Within the entries below, count the lines that hold the string "Signorum" and give only that number.

Material for this task Block Start

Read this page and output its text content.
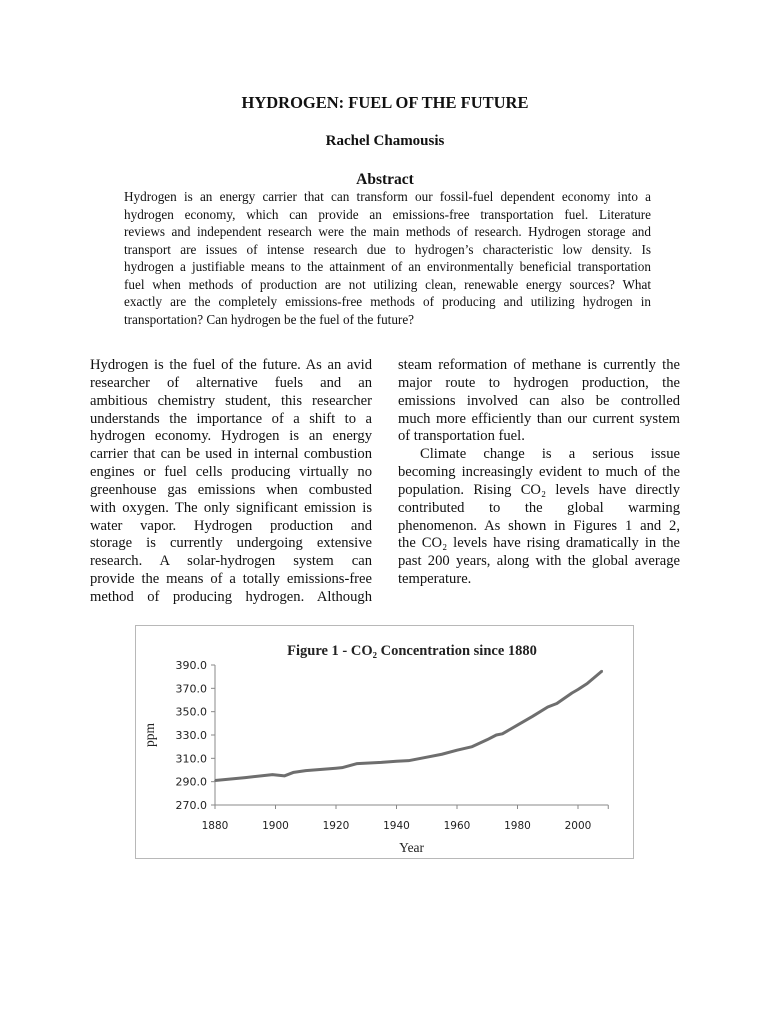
HYDROGEN: FUEL OF THE FUTURE
Rachel Chamousis
Abstract
Hydrogen is an energy carrier that can transform our fossil-fuel dependent economy into a
hydrogen economy, which can provide an emissions-free transportation fuel. Literature
reviews and independent research were the main methods of research. Hydrogen storage and
transport are issues of intense research due to hydrogen’s characteristic low density. Is
hydrogen a justifiable means to the attainment of an environmentally beneficial transportation
fuel when methods of production are not utilizing clean, renewable energy sources? What
exactly are the completely emissions-free methods of producing and utilizing hydrogen in
transportation? Can hydrogen be the fuel of the future?
Hydrogen is the fuel of the future. As an avid
researcher of alternative fuels and an
ambitious chemistry student, this researcher
understands the importance of a shift to a
hydrogen economy. Hydrogen is an energy
carrier that can be used in internal combustion
engines or fuel cells producing virtually no
greenhouse gas emissions when combusted
with oxygen. The only significant emission is
water vapor. Hydrogen production and
storage is currently undergoing extensive
research. A solar-hydrogen system can
provide the means of a totally emissions-free
method of producing hydrogen. Although
steam reformation of methane is currently the
major route to hydrogen production, the
emissions involved can also be controlled
much more efficiently than our current system
of transportation fuel.
Climate change is a serious issue
becoming increasingly evident to much of the
population. Rising CO₂ levels have directly
contributed to the global warming
phenomenon. As shown in Figures 1 and 2,
the CO₂ levels have rising dramatically in the
past 200 years, along with the global average
temperature.
Figure 1 - CO₂ Concentration since 1880
390.0
370.0
350.0
330.0
310.0
290.0
270.0
1880	1900	1920	1940	1960	1980	2000
Year
ppm
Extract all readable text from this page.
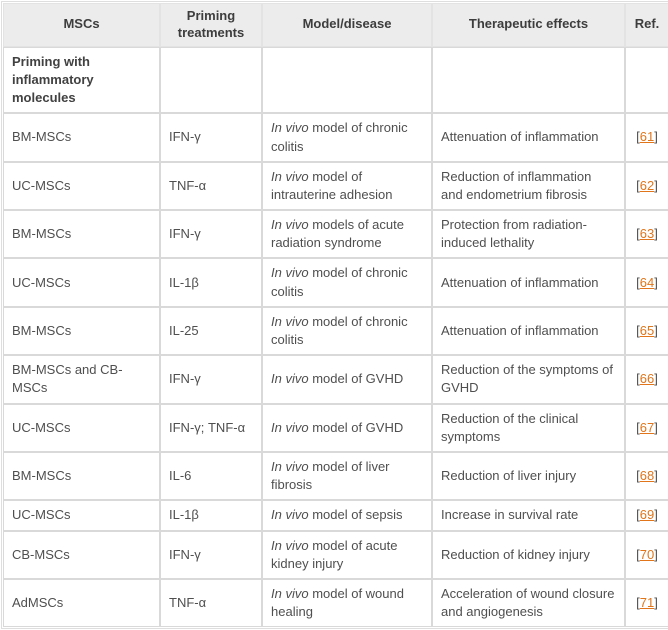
MSCs	Priming treatments	Model/disease	Therapeutic effects	Ref.
Priming with inflammatory molecules				
BM-MSCs	IFN-γ	In vivo model of chronic colitis	Attenuation of inflammation	[61]
UC-MSCs	TNF-α	In vivo model of intrauterine adhesion	Reduction of inflammation and endometrium fibrosis	[62]
BM-MSCs	IFN-γ	In vivo models of acute radiation syndrome	Protection from radiation-induced lethality	[63]
UC-MSCs	IL-1β	In vivo model of chronic colitis	Attenuation of inflammation	[64]
BM-MSCs	IL-25	In vivo model of chronic colitis	Attenuation of inflammation	[65]
BM-MSCs and CB-MSCs	IFN-γ	In vivo model of GVHD	Reduction of the symptoms of GVHD	[66]
UC-MSCs	IFN-γ; TNF-α	In vivo model of GVHD	Reduction of the clinical symptoms	[67]
BM-MSCs	IL-6	In vivo model of liver fibrosis	Reduction of liver injury	[68]
UC-MSCs	IL-1β	In vivo model of sepsis	Increase in survival rate	[69]
CB-MSCs	IFN-γ	In vivo model of acute kidney injury	Reduction of kidney injury	[70]
AdMSCs	TNF-α	In vivo model of wound healing	Acceleration of wound closure and angiogenesis	[71]
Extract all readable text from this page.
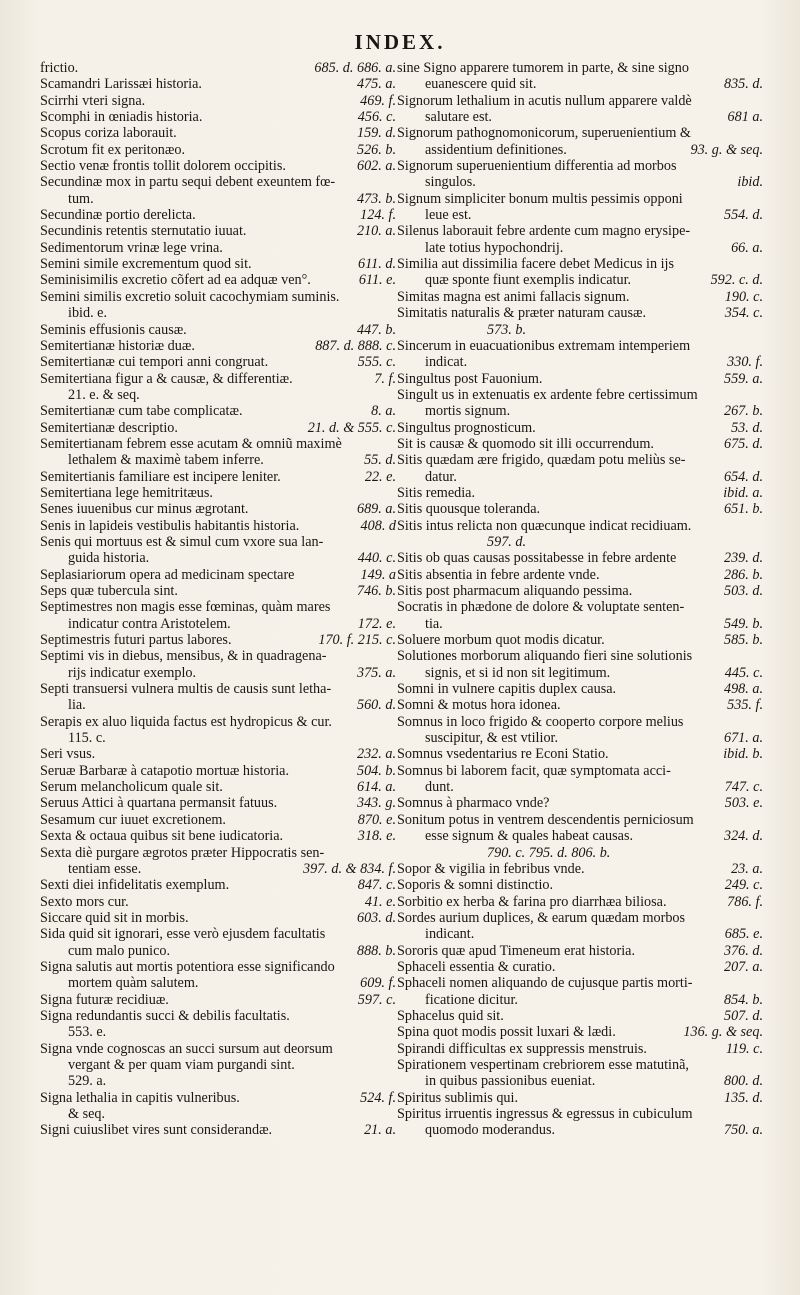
INDEX.
frictio.	685. d. 686. a.
Scamandri Larissæi historia.	475. a.
Scirrhi vteri signa.	469. f.
Scomphi in œniadis historia.	456. c.
Scopus coriza laborauit.	159. d.
Scrotum fit ex peritonæo.	526. b.
Sectio venæ frontis tollit dolorem occipitis.	602. a.
Secundinæ mox in partu sequi debent exeuntem fœ-
tum.	473. b.
Secundinæ portio derelicta.	124. f.
Secundinis retentis sternutatio iuuat.	210. a.
Sedimentorum vrinæ lege vrina.
Semini simile excrementum quod sit.	611. d.
Seminisimilis excretio cõfert ad ea adquæ ven°.	611. e.
Semini similis excretio soluit cacochymiam suminis.
ibid. e.
Seminis effusionis causæ.	447. b.
Semitertianæ historiæ duæ.	887. d. 888. c.
Semitertianæ cui tempori anni congruat.	555. c.
Semitertiana figur a & causæ, & differentiæ.	7. f.
21. e. & seq.
Semitertianæ cum tabe complicatæ.	8. a.
Semitertianæ descriptio.	21. d. & 555. c.
Semitertianam febrem esse acutam & omniũ maximè
lethalem & maximè tabem inferre.	55. d.
Semitertianis familiare est incipere leniter.	22. e.
Semitertiana lege hemitritæus.
Senes iuuenibus cur minus ægrotant.	689. a.
Senis in lapideis vestibulis habitantis historia.	408. d
Senis qui mortuus est & simul cum vxore sua lan-
guida historia.	440. c.
Seplasiariorum opera ad medicinam spectare	149. a
Seps quæ tubercula sint.	746. b.
Septimestres non magis esse fœminas, quàm mares
indicatur contra Aristotelem.	172. e.
Septimestris futuri partus labores.	170. f. 215. c.
Septimi vis in diebus, mensibus, & in quadragena-
rijs indicatur exemplo.	375. a.
Septi transuersi vulnera multis de causis sunt letha-
lia.	560. d.
Serapis ex aluo liquida factus est hydropicus & cur.
115. c.
Seri vsus.	232. a.
Seruæ Barbaræ à catapotio mortuæ historia.	504. b.
Serum melancholicum quale sit.	614. a.
Seruus Attici à quartana permansit fatuus.	343. g.
Sesamum cur iuuet excretionem.	870. e.
Sexta & octaua quibus sit bene iudicatoria.	318. e.
Sexta diè purgare ægrotos præter Hippocratis sen-
tentiam esse.	397. d. & 834. f.
Sexti diei infidelitatis exemplum.	847. c.
Sexto mors cur.	41. e.
Siccare quid sit in morbis.	603. d.
Sida quid sit ignorari, esse verò ejusdem facultatis
cum malo punico.	888. b.
Signa salutis aut mortis potentiora esse significando
mortem quàm salutem.	609. f.
Signa futuræ recidiuæ.	597. c.
Signa redundantis succi & debilis facultatis.
553. e.
Signa vnde cognoscas an succi sursum aut deorsum
vergant & per quam viam purgandi sint.
529. a.
Signa lethalia in capitis vulneribus.	524. f.
& seq.
Signi cuiuslibet vires sunt considerandæ.	21. a.
sine Signo apparere tumorem in parte, & sine signo
euanescere quid sit.	835. d.
Signorum lethalium in acutis nullum apparere valdè
salutare est.	681 a.
Signorum pathognomonicorum, superuenientium &
assidentium definitiones.	93. g. & seq.
Signorum superuenientium differentia ad morbos
singulos.	ibid.
Signum simpliciter bonum multis pessimis opponi
leue est.	554. d.
Silenus laborauit febre ardente cum magno erysipe-
late totius hypochondrij.	66. a.
Similia aut dissimilia facere debet Medicus in ijs
quæ sponte fiunt exemplis indicatur.	592. c. d.
Simitas magna est animi fallacis signum.	190. c.
Simitatis naturalis & præter naturam causæ.	354. c.
573. b.
Sincerum in euacuationibus extremam intemperiem
indicat.	330. f.
Singultus post Fauonium.	559. a.
Singult us in extenuatis ex ardente febre certissimum
mortis signum.	267. b.
Singultus prognosticum.	53. d.
Sit is causæ & quomodo sit illi occurrendum.	675. d.
Sitis quædam ære frigido, quædam potu meliùs se-
datur.	654. d.
Sitis remedia.	ibid. a.
Sitis quousque toleranda.	651. b.
Sitis intus relicta non quæcunque indicat recidiuam.
597. d.
Sitis ob quas causas possitabesse in febre ardente	239. d.
Sitis absentia in febre ardente vnde.	286. b.
Sitis post pharmacum aliquando pessima.	503. d.
Socratis in phædone de dolore & voluptate senten-
tia.	549. b.
Soluere morbum quot modis dicatur.	585. b.
Solutiones morborum aliquando fieri sine solutionis
signis, et si id non sit legitimum.	445. c.
Somni in vulnere capitis duplex causa.	498. a.
Somni & motus hora idonea.	535. f.
Somnus in loco frigido & cooperto corpore melius
suscipitur, & est vtilior.	671. a.
Somnus vsedentarius re Econi Statio.	ibid. b.
Somnus bi laborem facit, quæ symptomata acci-
dunt.	747. c.
Somnus à pharmaco vnde?	503. e.
Sonitum potus in ventrem descendentis perniciosum
esse signum & quales habeat causas.	324. d.
790. c. 795. d. 806. b.
Sopor & vigilia in febribus vnde.	23. a.
Soporis & somni distinctio.	249. c.
Sorbitio ex herba & farina pro diarrhæa biliosa.	786. f.
Sordes aurium duplices, & earum quædam morbos
indicant.	685. e.
Sororis quæ apud Timeneum erat historia.	376. d.
Sphaceli essentia & curatio.	207. a.
Sphaceli nomen aliquando de cujusque partis morti-
ficatione dicitur.	854. b.
Sphacelus quid sit.	507. d.
Spina quot modis possit luxari & lædi.	136. g. & seq.
Spirandi difficultas ex suppressis menstruis.	119. c.
Spirationem vespertinam crebriorem esse matutinã,
in quibus passionibus eueniat.	800. d.
Spiritus sublimis qui.	135. d.
Spiritus irruentis ingressus & egressus in cubiculum
quomodo moderandus.	750. a.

Material for this task Block End

* Exercise response *
3